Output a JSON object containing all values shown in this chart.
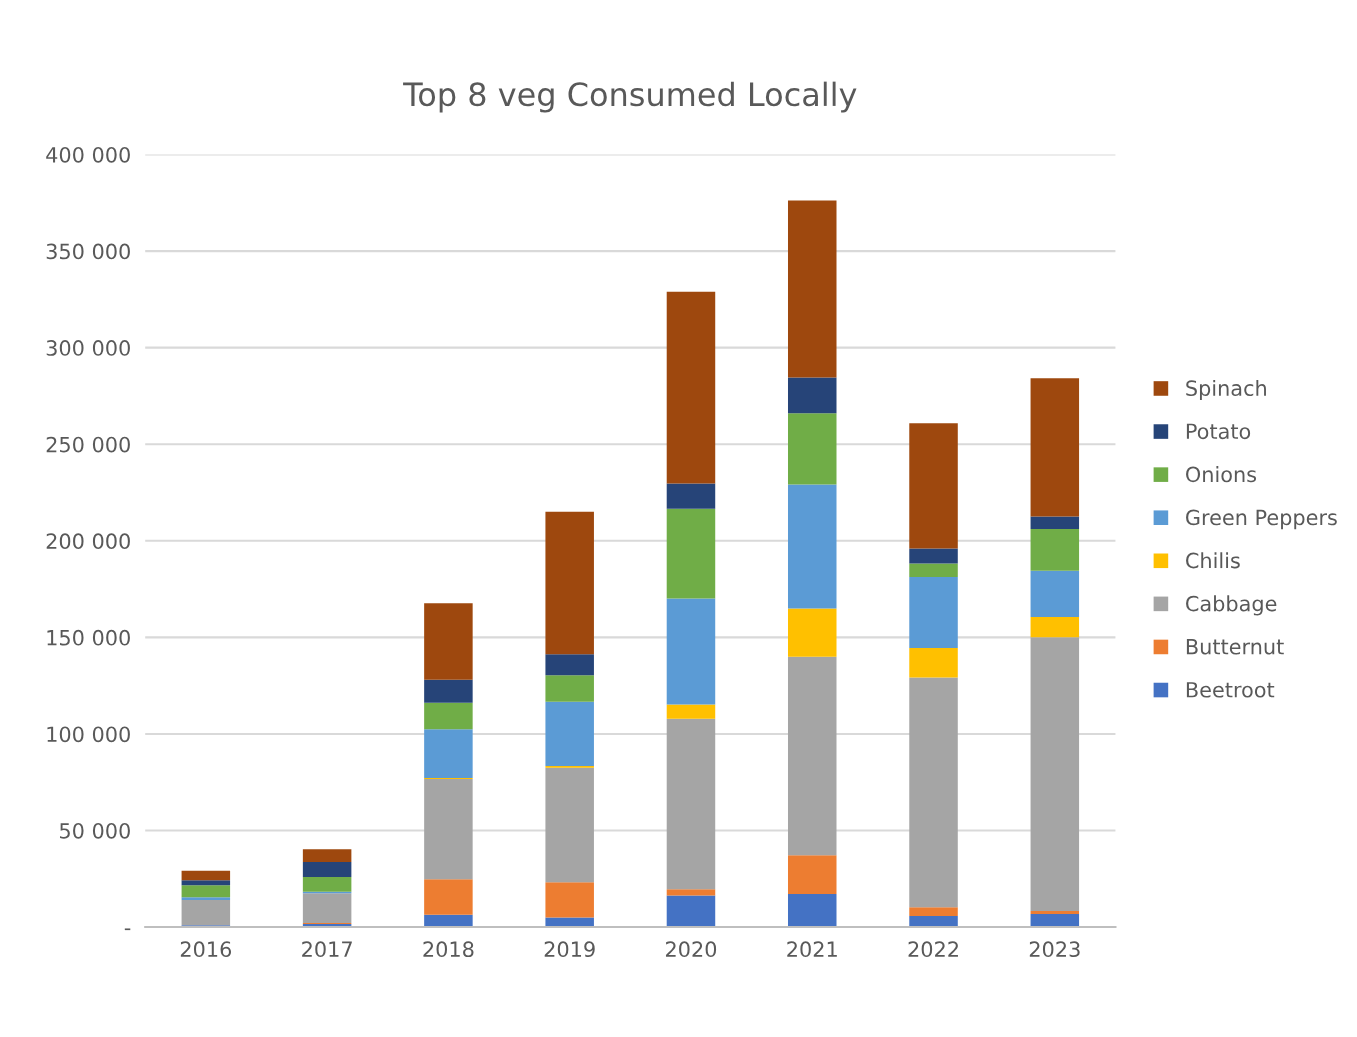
{
  "chart_data": {
    "type": "bar",
    "title": "Top 8 veg Consumed Locally",
    "stacked": true,
    "categories": [
      "2016",
      "2017",
      "2018",
      "2019",
      "2020",
      "2021",
      "2022",
      "2023"
    ],
    "series": [
      {
        "name": "Beetroot",
        "color": "#4472c4",
        "values": [
          1000,
          1600,
          6400,
          5000,
          16300,
          17100,
          5800,
          6800
        ]
      },
      {
        "name": "Butternut",
        "color": "#ed7d31",
        "values": [
          0,
          500,
          18300,
          18200,
          3300,
          20100,
          4500,
          1500
        ]
      },
      {
        "name": "Cabbage",
        "color": "#a5a5a5",
        "values": [
          13000,
          15400,
          52000,
          59300,
          88200,
          102800,
          118900,
          141700
        ]
      },
      {
        "name": "Chilis",
        "color": "#ffc000",
        "values": [
          0,
          0,
          500,
          900,
          7500,
          24900,
          15300,
          10600
        ]
      },
      {
        "name": "Green Peppers",
        "color": "#5b9bd5",
        "values": [
          1400,
          800,
          25200,
          33300,
          54800,
          64300,
          36700,
          23900
        ]
      },
      {
        "name": "Onions",
        "color": "#70ad47",
        "values": [
          6200,
          7600,
          13700,
          13700,
          46500,
          36900,
          7000,
          21600
        ]
      },
      {
        "name": "Potato",
        "color": "#264478",
        "values": [
          2600,
          7800,
          11900,
          10900,
          13100,
          18400,
          7800,
          6500
        ]
      },
      {
        "name": "Spinach",
        "color": "#9e480e",
        "values": [
          5000,
          6600,
          39700,
          73700,
          99300,
          91700,
          64800,
          71600
        ]
      }
    ],
    "ylim": [
      0,
      400000
    ],
    "yticks": [
      {
        "value": 0,
        "label": "-"
      },
      {
        "value": 50000,
        "label": "50 000"
      },
      {
        "value": 100000,
        "label": "100 000"
      },
      {
        "value": 150000,
        "label": "150 000"
      },
      {
        "value": 200000,
        "label": "200 000"
      },
      {
        "value": 250000,
        "label": "250 000"
      },
      {
        "value": 300000,
        "label": "300 000"
      },
      {
        "value": 350000,
        "label": "350 000"
      },
      {
        "value": 400000,
        "label": "400 000"
      }
    ],
    "grid": "y",
    "legend": "right"
  }
}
________________________________________
#### Direction:
Check each line of the records above for the string "label", and report every line that has it.

#### Reply:
        "label": "-"
        "label": "50 000"
        "label": "100 000"
        "label": "150 000"
        "label": "200 000"
        "label": "250 000"
        "label": "300 000"
        "label": "350 000"
        "label": "400 000"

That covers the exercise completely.